§ Work to be completed
Print the entries below word for word; the pictures stay out of your copy.

#### Dataset excerpts

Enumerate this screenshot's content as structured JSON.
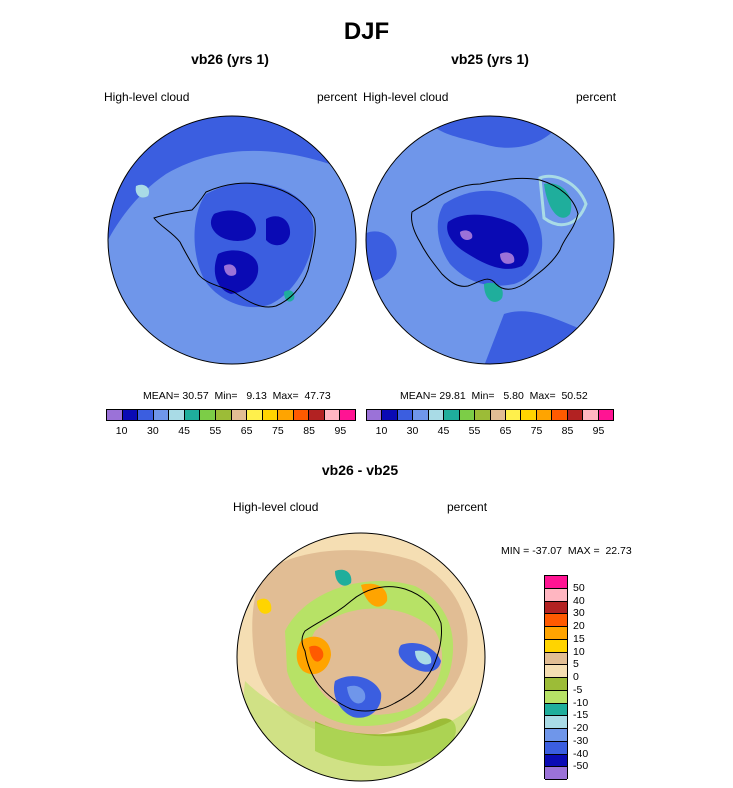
{
  "title": "DJF",
  "left_panel": {
    "title": "vb26 (yrs 1)",
    "var_label": "High-level cloud",
    "units": "percent",
    "stats": {
      "mean_label": "MEAN=",
      "mean": "30.57",
      "min_label": "Min=",
      "min": "9.13",
      "max_label": "Max=",
      "max": "47.73"
    }
  },
  "right_panel": {
    "title": "vb25 (yrs 1)",
    "var_label": "High-level cloud",
    "units": "percent",
    "stats": {
      "mean_label": "MEAN=",
      "mean": "29.81",
      "min_label": "Min=",
      "min": "5.80",
      "max_label": "Max=",
      "max": "50.52"
    }
  },
  "diff_panel": {
    "title": "vb26 - vb25",
    "var_label": "High-level cloud",
    "units": "percent",
    "minmax": "MIN = -37.07  MAX =  22.73"
  },
  "colorbar": {
    "colors": [
      "#9b72d8",
      "#0a0ab4",
      "#3b5ee0",
      "#6f96ea",
      "#a9dbe6",
      "#1fae9c",
      "#7ccd47",
      "#9cbc37",
      "#e1bd94",
      "#fff04c",
      "#ffd400",
      "#ffa400",
      "#ff5a00",
      "#b22222",
      "#ffb6c1",
      "#ff1493"
    ],
    "ticks": [
      "10",
      "30",
      "45",
      "55",
      "65",
      "75",
      "85",
      "95"
    ]
  },
  "diff_colorbar": {
    "colors": [
      "#ff1493",
      "#ffb6c1",
      "#b22222",
      "#ff5a00",
      "#ffa400",
      "#ffd400",
      "#e1bd94",
      "#f5deb3",
      "#9cbc37",
      "#b7e266",
      "#1fae9c",
      "#a9dbe6",
      "#6f96ea",
      "#3b5ee0",
      "#0a0ab4",
      "#9b72d8"
    ],
    "ticks": [
      "50",
      "40",
      "30",
      "20",
      "15",
      "10",
      "5",
      "0",
      "-5",
      "-10",
      "-15",
      "-20",
      "-30",
      "-40",
      "-50"
    ]
  },
  "colors": {
    "base_field": "#6f96ea",
    "ring": "#3b5ee0",
    "interior": "#0a0ab4",
    "diff_background": "#f5deb3"
  }
}
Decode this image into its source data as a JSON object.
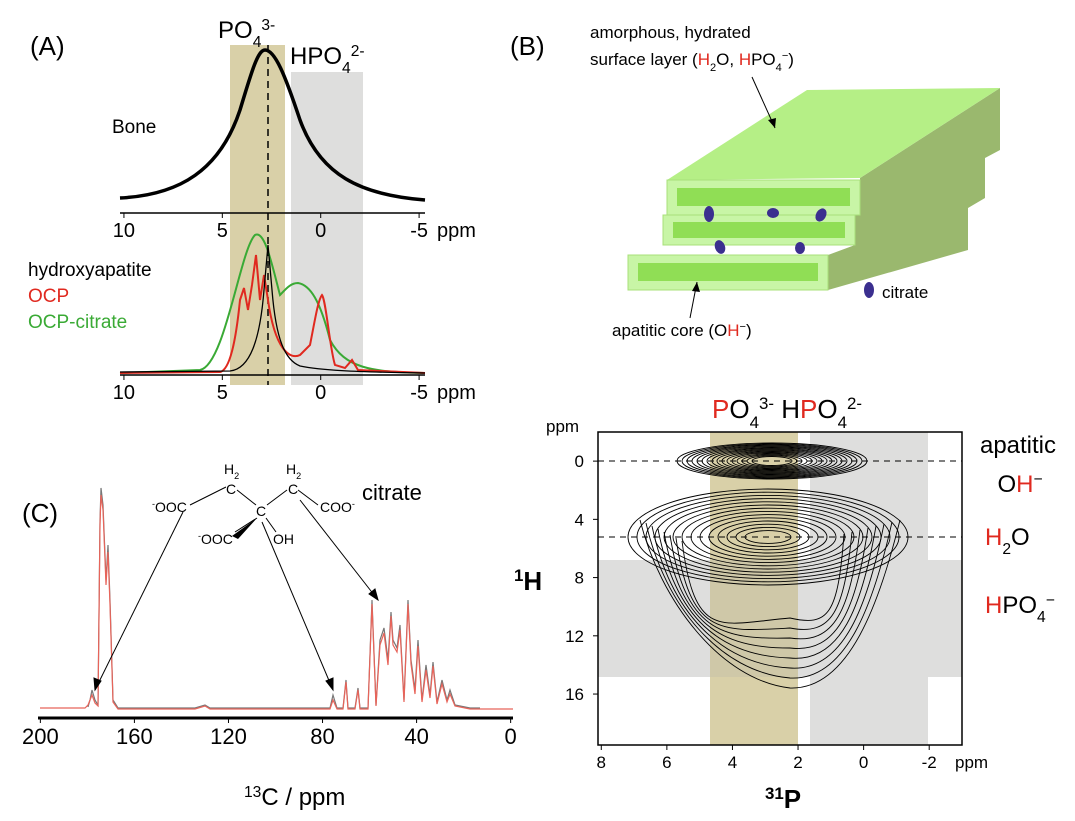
{
  "panel_a": {
    "label": "(A)",
    "po4": [
      "PO",
      "4",
      "3-"
    ],
    "hpo4": [
      "HPO",
      "4",
      "2-"
    ],
    "bone": "Bone",
    "xticks": [
      10,
      5,
      0,
      -5
    ],
    "xlim": [
      10.2,
      -5.3
    ],
    "unit": "ppm",
    "legend": [
      "hydroxyapatite",
      "OCP",
      "OCP-citrate"
    ]
  },
  "panel_b": {
    "label": "(B)",
    "surface_line1": "amorphous, hydrated",
    "surface_line2": [
      "surface layer (",
      "H",
      "2",
      "O, ",
      "H",
      "PO",
      "4",
      "−",
      ")"
    ],
    "core": [
      "apatitic core (O",
      "H",
      "−",
      ")"
    ],
    "citrate": "citrate",
    "title": [
      "P",
      "O",
      "4",
      "3-",
      " H",
      "P",
      "O",
      "4",
      "2-"
    ],
    "y_unit": "ppm",
    "x_unit": "ppm",
    "xticks": [
      8,
      6,
      4,
      2,
      0,
      -2
    ],
    "xlim": [
      8.1,
      -3
    ],
    "yticks": [
      0,
      4,
      8,
      12,
      16
    ],
    "ylim": [
      -2,
      19.5
    ],
    "y_label": [
      "1",
      "H"
    ],
    "x_label": [
      "31",
      "P"
    ],
    "apatitic": "apatitic",
    "oh": [
      "O",
      "H",
      "−"
    ],
    "h2o": [
      "H",
      "2",
      "O"
    ],
    "hpo4": [
      "H",
      "PO",
      "4",
      "−"
    ]
  },
  "panel_c": {
    "label": "(C)",
    "xticks": [
      200,
      160,
      120,
      80,
      40,
      0
    ],
    "xlim": [
      201,
      -1
    ],
    "x_label": [
      "13",
      "C / ppm"
    ],
    "citrate": "citrate",
    "structure": {
      "h2_left": [
        "H",
        "2"
      ],
      "h2_right": [
        "H",
        "2"
      ],
      "c_left": "C",
      "c_mid": "C",
      "c_right": "C",
      "ooc_left": [
        "-",
        "OOC"
      ],
      "coo_right": [
        "COO",
        "-"
      ],
      "ooc_low": [
        "-",
        "OOC"
      ],
      "oh": "OH"
    }
  }
}
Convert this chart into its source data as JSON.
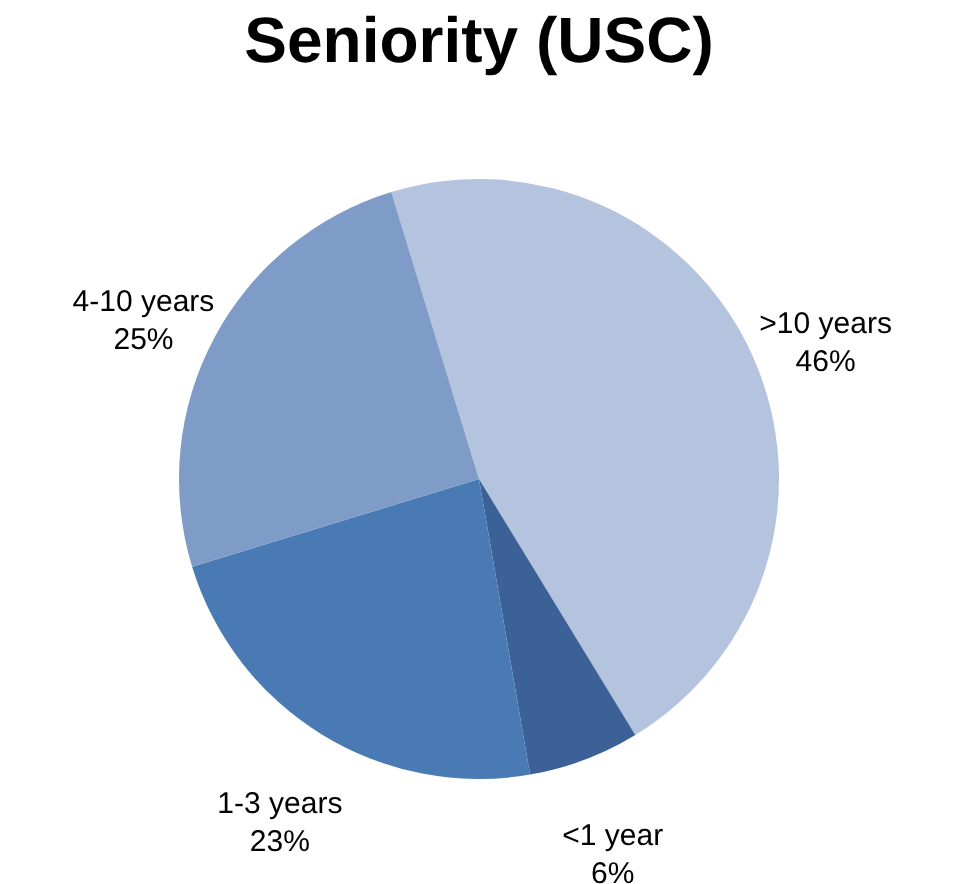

########

§ Task result
Enumerate this screenshot's content as structured JSON.
{
  "title": "DJF",
  "left_panel": {
    "title": "vb26 (yrs 1)",
    "var_label": "High-level cloud",
    "units": "percent",
    "stats": {
      "mean_label": "MEAN=",
      "mean": "30.57",
      "min_label": "Min=",
      "min": "9.13",
      "max_label": "Max=",
      "max": "47.73"
    }
  },
  "right_panel": {
    "title": "vb25 (yrs 1)",
    "var_label": "High-level cloud",
    "units": "percent",
    "stats": {
      "mean_label": "MEAN=",
      "mean": "29.81",
      "min_label": "Min=",
      "min": "5.80",
      "max_label": "Max=",
      "max": "50.52"
    }
  },
  "diff_panel": {
    "title": "vb26 - vb25",
    "var_label": "High-level cloud",
    "units": "percent",
    "minmax": "MIN = -37.07  MAX =  22.73"
  },
  "colorbar": {
    "colors": [
      "#9b72d8",
      "#0a0ab4",
      "#3b5ee0",
      "#6f96ea",
      "#a9dbe6",
      "#1fae9c",
      "#7ccd47",
      "#9cbc37",
      "#e1bd94",
      "#fff04c",
      "#ffd400",
      "#ffa400",
      "#ff5a00",
      "#b22222",
      "#ffb6c1",
      "#ff1493"
    ],
    "ticks": [
      "10",
      "30",
      "45",
      "55",
      "65",
      "75",
      "85",
      "95"
    ]
  },
  "diff_colorbar": {
    "colors": [
      "#ff1493",
      "#ffb6c1",
      "#b22222",
      "#ff5a00",
      "#ffa400",
      "#ffd400",
      "#e1bd94",
      "#f5deb3",
      "#9cbc37",
      "#b7e266",
      "#1fae9c",
      "#a9dbe6",
      "#6f96ea",
      "#3b5ee0",
      "#0a0ab4",
      "#9b72d8"
    ],
    "ticks": [
      "50",
      "40",
      "30",
      "20",
      "15",
      "10",
      "5",
      "0",
      "-5",
      "-10",
      "-15",
      "-20",
      "-30",
      "-40",
      "-50"
    ]
  },
  "colors": {
    "base_field": "#6f96ea",
    "ring": "#3b5ee0",
    "interior": "#0a0ab4",
    "diff_background": "#f5deb3"
  }
}
Decode this image into its source data as a JSON object.
{
  "panel_a": {
    "label": "(A)",
    "po4": [
      "PO",
      "4",
      "3-"
    ],
    "hpo4": [
      "HPO",
      "4",
      "2-"
    ],
    "bone": "Bone",
    "xticks": [
      10,
      5,
      0,
      -5
    ],
    "xlim": [
      10.2,
      -5.3
    ],
    "unit": "ppm",
    "legend": [
      "hydroxyapatite",
      "OCP",
      "OCP-citrate"
    ]
  },
  "panel_b": {
    "label": "(B)",
    "surface_line1": "amorphous, hydrated",
    "surface_line2": [
      "surface layer (",
      "H",
      "2",
      "O, ",
      "H",
      "PO",
      "4",
      "−",
      ")"
    ],
    "core": [
      "apatitic core (O",
      "H",
      "−",
      ")"
    ],
    "citrate": "citrate",
    "title": [
      "P",
      "O",
      "4",
      "3-",
      " H",
      "P",
      "O",
      "4",
      "2-"
    ],
    "y_unit": "ppm",
    "x_unit": "ppm",
    "xticks": [
      8,
      6,
      4,
      2,
      0,
      -2
    ],
    "xlim": [
      8.1,
      -3
    ],
    "yticks": [
      0,
      4,
      8,
      12,
      16
    ],
    "ylim": [
      -2,
      19.5
    ],
    "y_label": [
      "1",
      "H"
    ],
    "x_label": [
      "31",
      "P"
    ],
    "apatitic": "apatitic",
    "oh": [
      "O",
      "H",
      "−"
    ],
    "h2o": [
      "H",
      "2",
      "O"
    ],
    "hpo4": [
      "H",
      "PO",
      "4",
      "−"
    ]
  },
  "panel_c": {
    "label": "(C)",
    "xticks": [
      200,
      160,
      120,
      80,
      40,
      0
    ],
    "xlim": [
      201,
      -1
    ],
    "x_label": [
      "13",
      "C / ppm"
    ],
    "citrate": "citrate",
    "structure": {
      "h2_left": [
        "H",
        "2"
      ],
      "h2_right": [
        "H",
        "2"
      ],
      "c_left": "C",
      "c_mid": "C",
      "c_right": "C",
      "ooc_left": [
        "-",
        "OOC"
      ],
      "coo_right": [
        "COO",
        "-"
      ],
      "ooc_low": [
        "-",
        "OOC"
      ],
      "oh": "OH"
    }
  }
}
Convert this chart into its source data as JSON.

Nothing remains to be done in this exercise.